--- START The input ---
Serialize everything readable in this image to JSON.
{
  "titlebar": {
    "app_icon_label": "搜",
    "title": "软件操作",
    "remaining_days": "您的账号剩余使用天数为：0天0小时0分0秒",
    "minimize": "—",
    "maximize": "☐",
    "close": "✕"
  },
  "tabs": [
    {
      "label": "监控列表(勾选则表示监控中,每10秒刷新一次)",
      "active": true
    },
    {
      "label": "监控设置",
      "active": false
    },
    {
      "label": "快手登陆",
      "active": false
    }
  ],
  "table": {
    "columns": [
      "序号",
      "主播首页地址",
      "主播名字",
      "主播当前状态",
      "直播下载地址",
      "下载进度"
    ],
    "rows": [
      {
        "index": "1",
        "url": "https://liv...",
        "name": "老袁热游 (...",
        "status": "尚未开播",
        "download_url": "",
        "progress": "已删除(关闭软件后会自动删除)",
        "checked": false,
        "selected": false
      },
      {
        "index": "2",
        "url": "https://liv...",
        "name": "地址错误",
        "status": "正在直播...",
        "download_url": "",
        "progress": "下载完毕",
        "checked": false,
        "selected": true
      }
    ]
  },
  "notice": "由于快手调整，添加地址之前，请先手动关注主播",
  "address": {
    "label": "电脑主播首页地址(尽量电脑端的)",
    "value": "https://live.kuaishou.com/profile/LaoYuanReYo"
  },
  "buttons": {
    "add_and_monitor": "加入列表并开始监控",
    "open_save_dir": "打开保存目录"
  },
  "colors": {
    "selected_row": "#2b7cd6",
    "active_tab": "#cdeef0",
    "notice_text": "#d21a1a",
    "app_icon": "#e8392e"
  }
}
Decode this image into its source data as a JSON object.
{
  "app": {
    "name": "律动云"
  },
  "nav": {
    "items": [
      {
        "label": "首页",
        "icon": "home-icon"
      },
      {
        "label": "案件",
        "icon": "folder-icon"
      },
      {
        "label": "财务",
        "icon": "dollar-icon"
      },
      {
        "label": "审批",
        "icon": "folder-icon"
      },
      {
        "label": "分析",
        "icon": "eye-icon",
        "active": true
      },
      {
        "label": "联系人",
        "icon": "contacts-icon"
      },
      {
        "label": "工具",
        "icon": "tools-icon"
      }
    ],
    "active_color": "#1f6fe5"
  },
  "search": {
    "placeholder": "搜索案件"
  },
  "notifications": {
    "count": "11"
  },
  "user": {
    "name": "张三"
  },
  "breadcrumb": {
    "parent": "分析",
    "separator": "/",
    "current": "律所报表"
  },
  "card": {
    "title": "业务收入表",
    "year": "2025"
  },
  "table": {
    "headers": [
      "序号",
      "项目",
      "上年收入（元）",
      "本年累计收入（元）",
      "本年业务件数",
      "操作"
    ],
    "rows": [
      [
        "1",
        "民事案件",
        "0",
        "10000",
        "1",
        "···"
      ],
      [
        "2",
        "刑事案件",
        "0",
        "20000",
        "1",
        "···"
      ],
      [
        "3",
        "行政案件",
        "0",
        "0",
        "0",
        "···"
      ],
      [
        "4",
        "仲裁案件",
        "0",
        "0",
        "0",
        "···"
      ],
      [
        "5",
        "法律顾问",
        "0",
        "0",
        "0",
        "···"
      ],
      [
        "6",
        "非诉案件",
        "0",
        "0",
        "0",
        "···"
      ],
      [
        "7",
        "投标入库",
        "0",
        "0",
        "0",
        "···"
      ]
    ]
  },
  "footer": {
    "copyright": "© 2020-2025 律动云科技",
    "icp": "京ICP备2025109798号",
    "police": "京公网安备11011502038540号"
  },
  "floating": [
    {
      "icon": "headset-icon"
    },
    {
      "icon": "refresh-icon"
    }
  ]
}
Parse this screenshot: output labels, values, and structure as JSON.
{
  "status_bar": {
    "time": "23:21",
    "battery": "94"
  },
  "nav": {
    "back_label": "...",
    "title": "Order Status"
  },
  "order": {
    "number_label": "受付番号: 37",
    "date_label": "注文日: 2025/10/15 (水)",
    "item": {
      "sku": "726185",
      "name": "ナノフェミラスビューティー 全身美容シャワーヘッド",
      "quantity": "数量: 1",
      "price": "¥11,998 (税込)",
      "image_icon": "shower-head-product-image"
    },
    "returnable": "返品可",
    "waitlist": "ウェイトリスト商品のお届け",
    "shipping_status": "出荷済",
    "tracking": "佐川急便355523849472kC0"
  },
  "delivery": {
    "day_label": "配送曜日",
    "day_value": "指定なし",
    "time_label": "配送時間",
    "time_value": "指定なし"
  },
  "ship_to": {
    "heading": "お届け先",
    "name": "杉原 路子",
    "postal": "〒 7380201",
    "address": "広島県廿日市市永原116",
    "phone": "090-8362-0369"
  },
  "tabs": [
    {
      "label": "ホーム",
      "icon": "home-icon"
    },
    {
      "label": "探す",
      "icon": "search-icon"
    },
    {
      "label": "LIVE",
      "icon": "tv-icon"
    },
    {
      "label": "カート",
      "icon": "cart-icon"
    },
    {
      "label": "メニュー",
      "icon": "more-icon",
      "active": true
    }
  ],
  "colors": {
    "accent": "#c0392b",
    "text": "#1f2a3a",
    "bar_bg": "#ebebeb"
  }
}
--- END The input ---
Short problem - Take the lines above and print them exactly.

Exercise result -
Serialize everything readable in this image to JSON.
{
  "titlebar": {
    "app_icon_label": "搜",
    "title": "软件操作",
    "remaining_days": "您的账号剩余使用天数为：0天0小时0分0秒",
    "minimize": "—",
    "maximize": "☐",
    "close": "✕"
  },
  "tabs": [
    {
      "label": "监控列表(勾选则表示监控中,每10秒刷新一次)",
      "active": true
    },
    {
      "label": "监控设置",
      "active": false
    },
    {
      "label": "快手登陆",
      "active": false
    }
  ],
  "table": {
    "columns": [
      "序号",
      "主播首页地址",
      "主播名字",
      "主播当前状态",
      "直播下载地址",
      "下载进度"
    ],
    "rows": [
      {
        "index": "1",
        "url": "https://liv...",
        "name": "老袁热游 (...",
        "status": "尚未开播",
        "download_url": "",
        "progress": "已删除(关闭软件后会自动删除)",
        "checked": false,
        "selected": false
      },
      {
        "index": "2",
        "url": "https://liv...",
        "name": "地址错误",
        "status": "正在直播...",
        "download_url": "",
        "progress": "下载完毕",
        "checked": false,
        "selected": true
      }
    ]
  },
  "notice": "由于快手调整，添加地址之前，请先手动关注主播",
  "address": {
    "label": "电脑主播首页地址(尽量电脑端的)",
    "value": "https://live.kuaishou.com/profile/LaoYuanReYo"
  },
  "buttons": {
    "add_and_monitor": "加入列表并开始监控",
    "open_save_dir": "打开保存目录"
  },
  "colors": {
    "selected_row": "#2b7cd6",
    "active_tab": "#cdeef0",
    "notice_text": "#d21a1a",
    "app_icon": "#e8392e"
  }
}
Decode this image into its source data as a JSON object.
{
  "app": {
    "name": "律动云"
  },
  "nav": {
    "items": [
      {
        "label": "首页",
        "icon": "home-icon"
      },
      {
        "label": "案件",
        "icon": "folder-icon"
      },
      {
        "label": "财务",
        "icon": "dollar-icon"
      },
      {
        "label": "审批",
        "icon": "folder-icon"
      },
      {
        "label": "分析",
        "icon": "eye-icon",
        "active": true
      },
      {
        "label": "联系人",
        "icon": "contacts-icon"
      },
      {
        "label": "工具",
        "icon": "tools-icon"
      }
    ],
    "active_color": "#1f6fe5"
  },
  "search": {
    "placeholder": "搜索案件"
  },
  "notifications": {
    "count": "11"
  },
  "user": {
    "name": "张三"
  },
  "breadcrumb": {
    "parent": "分析",
    "separator": "/",
    "current": "律所报表"
  },
  "card": {
    "title": "业务收入表",
    "year": "2025"
  },
  "table": {
    "headers": [
      "序号",
      "项目",
      "上年收入（元）",
      "本年累计收入（元）",
      "本年业务件数",
      "操作"
    ],
    "rows": [
      [
        "1",
        "民事案件",
        "0",
        "10000",
        "1",
        "···"
      ],
      [
        "2",
        "刑事案件",
        "0",
        "20000",
        "1",
        "···"
      ],
      [
        "3",
        "行政案件",
        "0",
        "0",
        "0",
        "···"
      ],
      [
        "4",
        "仲裁案件",
        "0",
        "0",
        "0",
        "···"
      ],
      [
        "5",
        "法律顾问",
        "0",
        "0",
        "0",
        "···"
      ],
      [
        "6",
        "非诉案件",
        "0",
        "0",
        "0",
        "···"
      ],
      [
        "7",
        "投标入库",
        "0",
        "0",
        "0",
        "···"
      ]
    ]
  },
  "footer": {
    "copyright": "© 2020-2025 律动云科技",
    "icp": "京ICP备2025109798号",
    "police": "京公网安备11011502038540号"
  },
  "floating": [
    {
      "icon": "headset-icon"
    },
    {
      "icon": "refresh-icon"
    }
  ]
}
Parse this screenshot: output labels, values, and structure as JSON.
{
  "status_bar": {
    "time": "23:21",
    "battery": "94"
  },
  "nav": {
    "back_label": "...",
    "title": "Order Status"
  },
  "order": {
    "number_label": "受付番号: 37",
    "date_label": "注文日: 2025/10/15 (水)",
    "item": {
      "sku": "726185",
      "name": "ナノフェミラスビューティー 全身美容シャワーヘッド",
      "quantity": "数量: 1",
      "price": "¥11,998 (税込)",
      "image_icon": "shower-head-product-image"
    },
    "returnable": "返品可",
    "waitlist": "ウェイトリスト商品のお届け",
    "shipping_status": "出荷済",
    "tracking": "佐川急便355523849472kC0"
  },
  "delivery": {
    "day_label": "配送曜日",
    "day_value": "指定なし",
    "time_label": "配送時間",
    "time_value": "指定なし"
  },
  "ship_to": {
    "heading": "お届け先",
    "name": "杉原 路子",
    "postal": "〒 7380201",
    "address": "広島県廿日市市永原116",
    "phone": "090-8362-0369"
  },
  "tabs": [
    {
      "label": "ホーム",
      "icon": "home-icon"
    },
    {
      "label": "探す",
      "icon": "search-icon"
    },
    {
      "label": "LIVE",
      "icon": "tv-icon"
    },
    {
      "label": "カート",
      "icon": "cart-icon"
    },
    {
      "label": "メニュー",
      "icon": "more-icon",
      "active": true
    }
  ],
  "colors": {
    "accent": "#c0392b",
    "text": "#1f2a3a",
    "bar_bg": "#ebebeb"
  }
}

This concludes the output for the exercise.